━━━ Data for processing
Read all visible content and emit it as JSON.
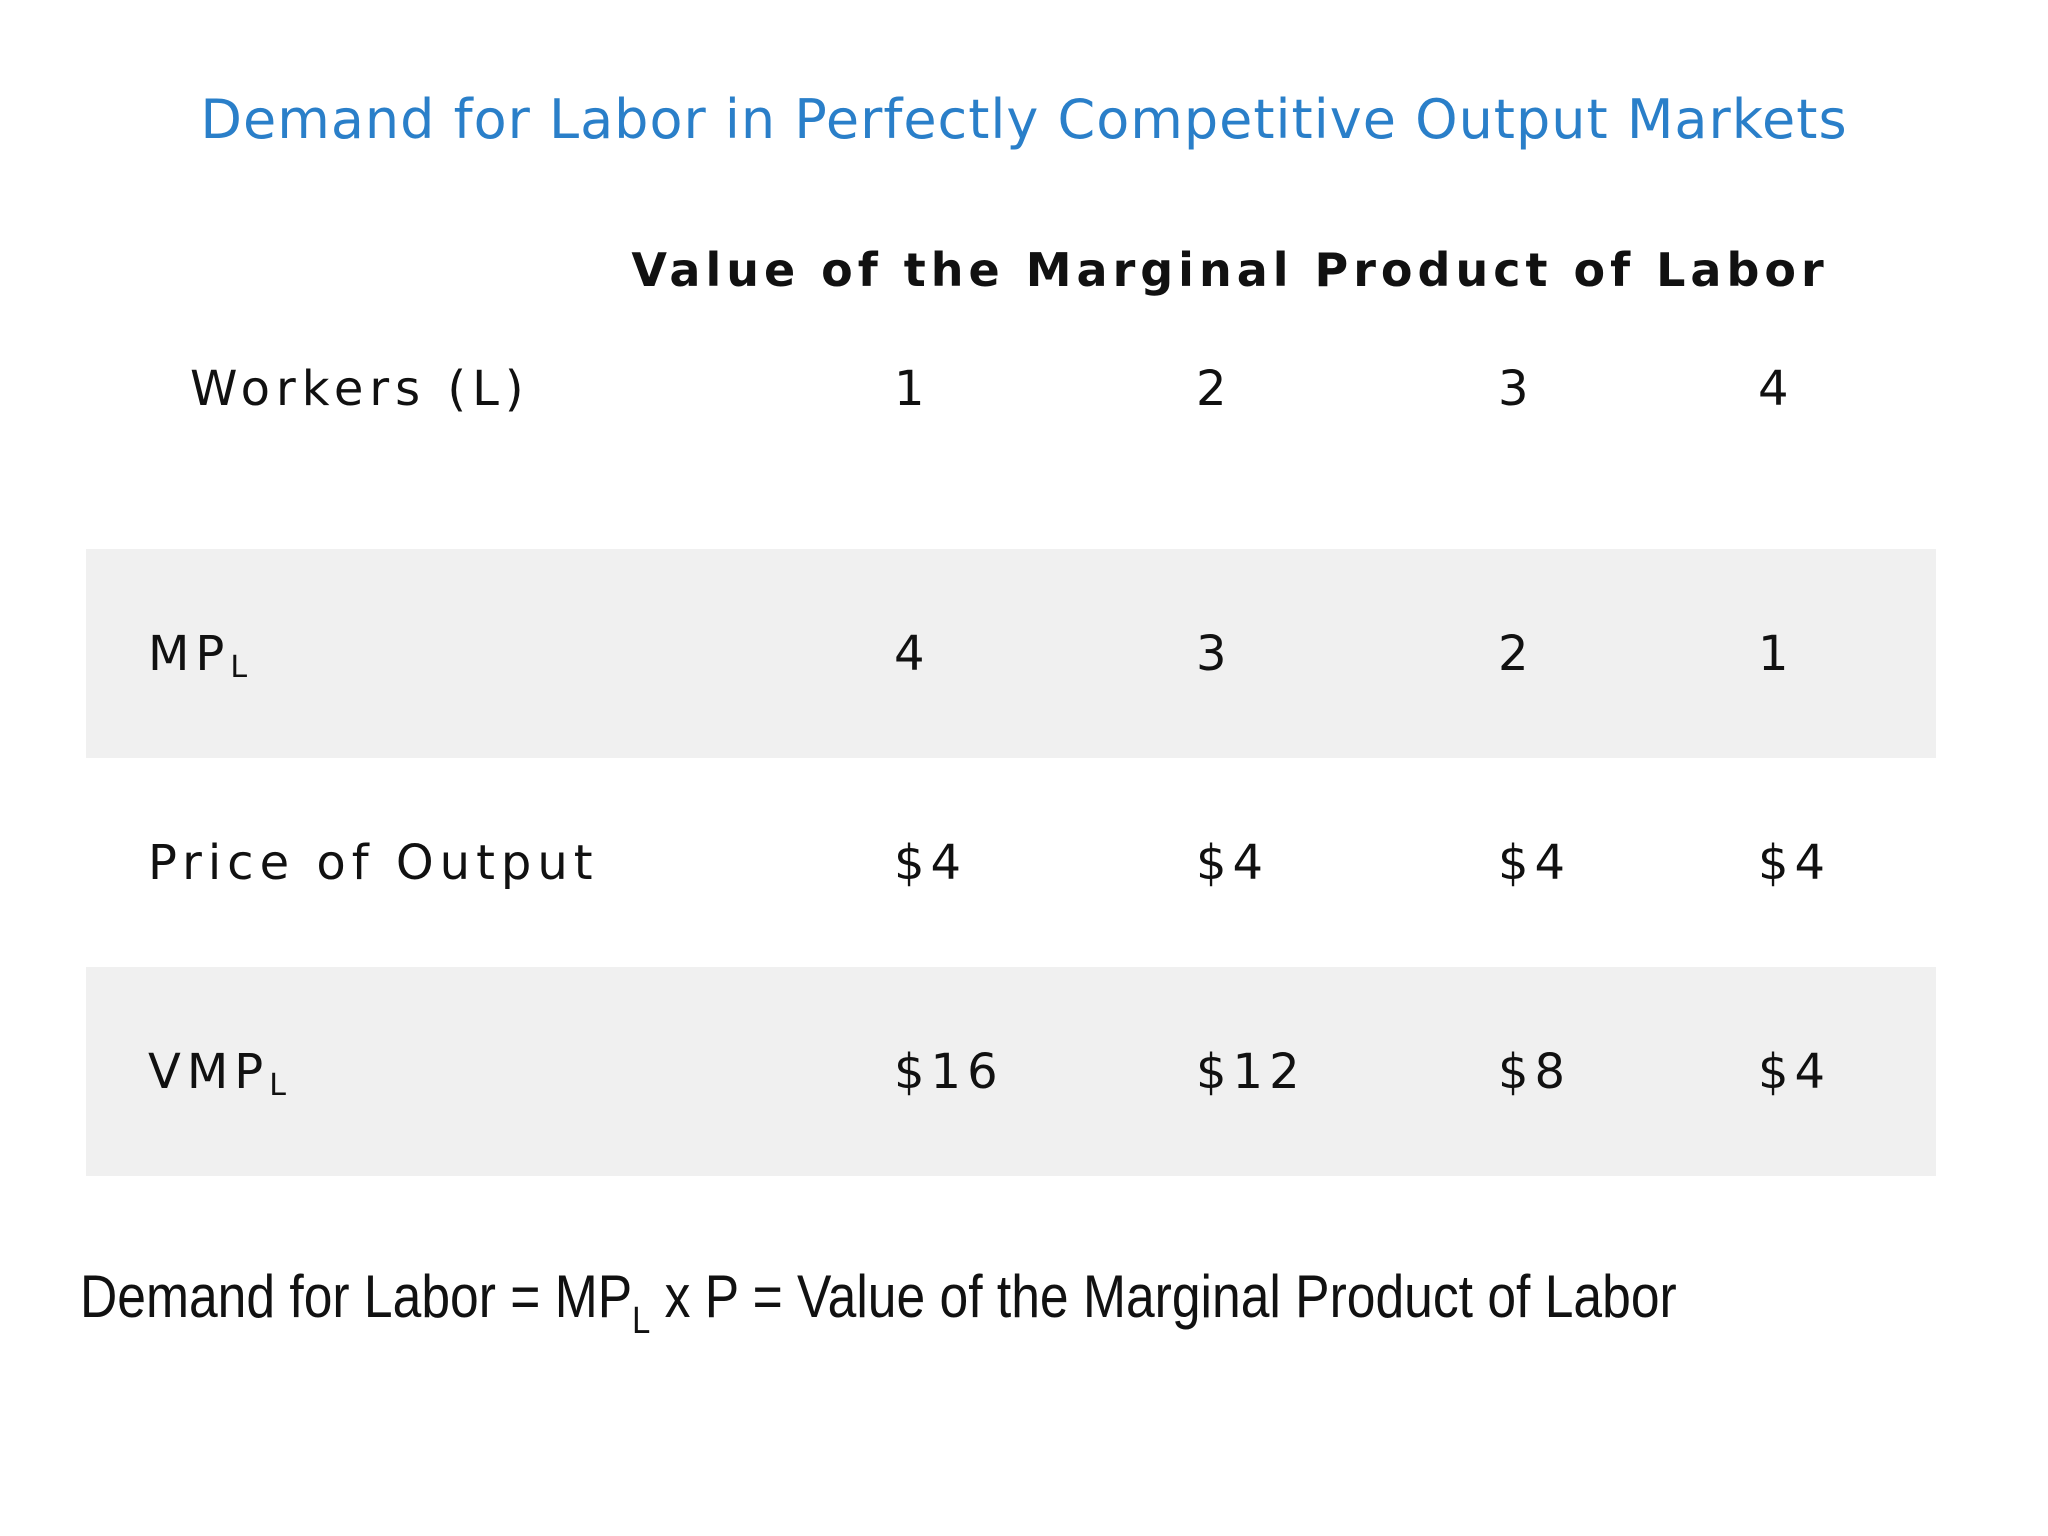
{
  "title": "Demand for Labor in Perfectly Competitive Output Markets",
  "table": {
    "heading": "Value of the Marginal Product of Labor",
    "header_row": {
      "label": "Workers (L)",
      "values": [
        "1",
        "2",
        "3",
        "4"
      ]
    },
    "rows": [
      {
        "label": "MP",
        "label_sub": "L",
        "values": [
          "4",
          "3",
          "2",
          "1"
        ]
      },
      {
        "label": "Price of Output",
        "label_sub": "",
        "values": [
          "$4",
          "$4",
          "$4",
          "$4"
        ]
      },
      {
        "label": "VMP",
        "label_sub": "L",
        "values": [
          "$16",
          "$12",
          "$8",
          "$4"
        ]
      }
    ]
  },
  "formula": {
    "part1": "Demand for Labor = MP",
    "sub": "L",
    "part2": " x P = Value of the Marginal Product of Labor"
  },
  "colors": {
    "title": "#2a7fc9",
    "row_shading": "#f0f0f0",
    "text": "#111111"
  }
}
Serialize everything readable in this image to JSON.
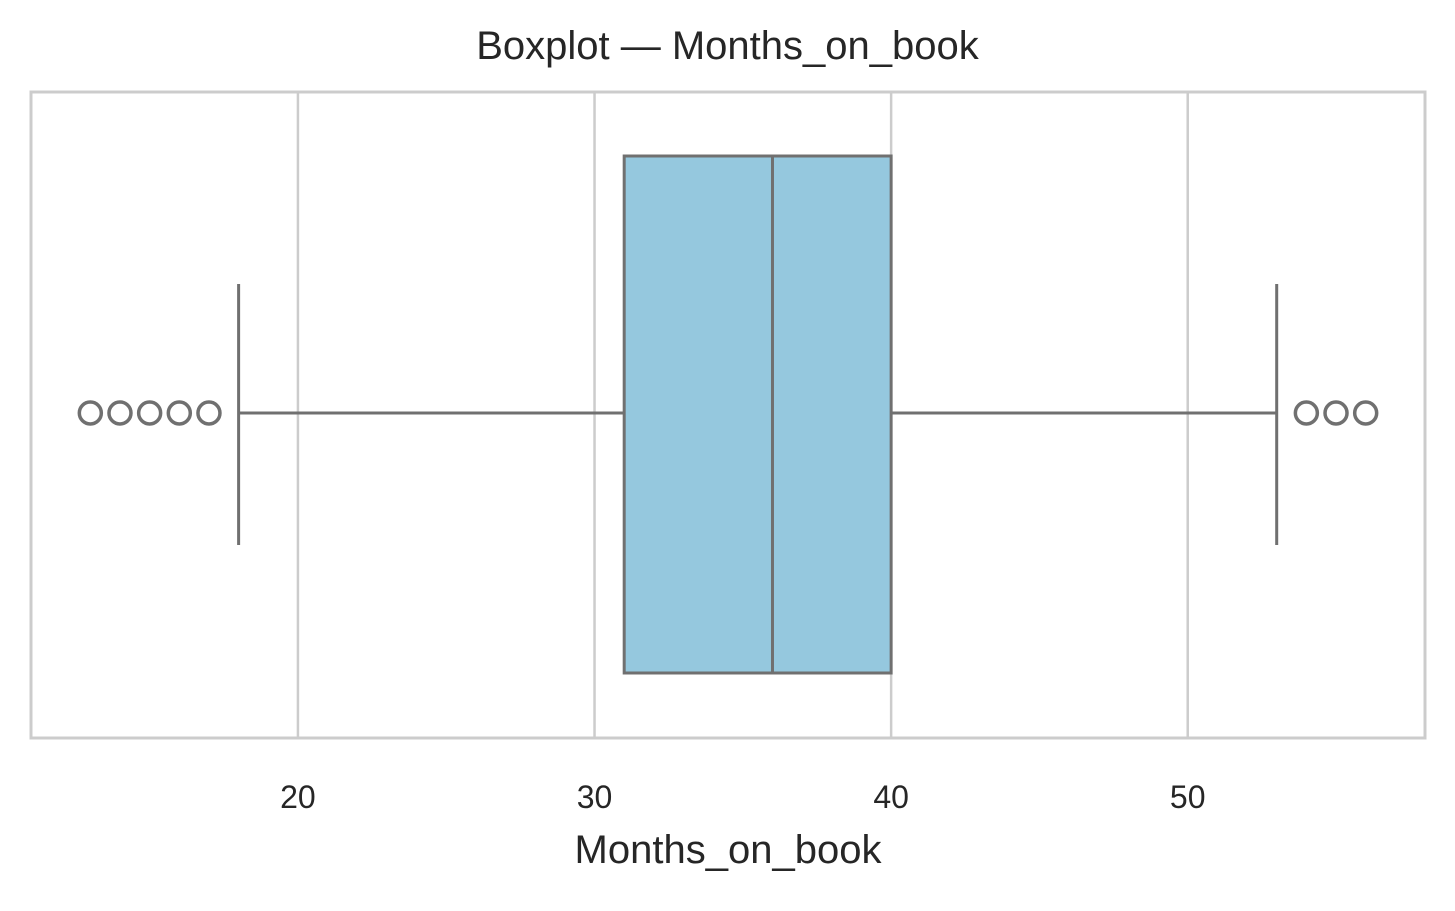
{
  "chart_data": {
    "type": "box",
    "title": "Boxplot — Months_on_book",
    "xlabel": "Months_on_book",
    "ylabel": "",
    "orientation": "horizontal",
    "xlim": [
      11,
      58
    ],
    "xticks": [
      20,
      30,
      40,
      50
    ],
    "grid": true,
    "box": {
      "whisker_low": 18,
      "q1": 31,
      "median": 36,
      "q3": 40,
      "whisker_high": 53
    },
    "outliers": [
      13,
      14,
      15,
      16,
      17,
      54,
      55,
      56
    ],
    "colors": {
      "box_fill": "#95c8de",
      "box_edge": "#707070",
      "grid": "#cccccc",
      "frame": "#cccccc"
    }
  }
}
━━━━━━
### Written instruction
Write out all the entries again, word for word, and print no images.

### Written answer
Read all visible content and emit it as JSON.
{
  "title": "Demand for Labor in Perfectly Competitive Output Markets",
  "table": {
    "heading": "Value of the Marginal Product of Labor",
    "header_row": {
      "label": "Workers (L)",
      "values": [
        "1",
        "2",
        "3",
        "4"
      ]
    },
    "rows": [
      {
        "label": "MP",
        "label_sub": "L",
        "values": [
          "4",
          "3",
          "2",
          "1"
        ]
      },
      {
        "label": "Price of Output",
        "label_sub": "",
        "values": [
          "$4",
          "$4",
          "$4",
          "$4"
        ]
      },
      {
        "label": "VMP",
        "label_sub": "L",
        "values": [
          "$16",
          "$12",
          "$8",
          "$4"
        ]
      }
    ]
  },
  "formula": {
    "part1": "Demand for Labor = MP",
    "sub": "L",
    "part2": " x P = Value of the Marginal Product of Labor"
  },
  "colors": {
    "title": "#2a7fc9",
    "row_shading": "#f0f0f0",
    "text": "#111111"
  }
}
Serialize everything readable in this image to JSON.
{
  "chart_data": {
    "type": "box",
    "title": "Boxplot — Months_on_book",
    "xlabel": "Months_on_book",
    "ylabel": "",
    "orientation": "horizontal",
    "xlim": [
      11,
      58
    ],
    "xticks": [
      20,
      30,
      40,
      50
    ],
    "grid": true,
    "box": {
      "whisker_low": 18,
      "q1": 31,
      "median": 36,
      "q3": 40,
      "whisker_high": 53
    },
    "outliers": [
      13,
      14,
      15,
      16,
      17,
      54,
      55,
      56
    ],
    "colors": {
      "box_fill": "#95c8de",
      "box_edge": "#707070",
      "grid": "#cccccc",
      "frame": "#cccccc"
    }
  }
}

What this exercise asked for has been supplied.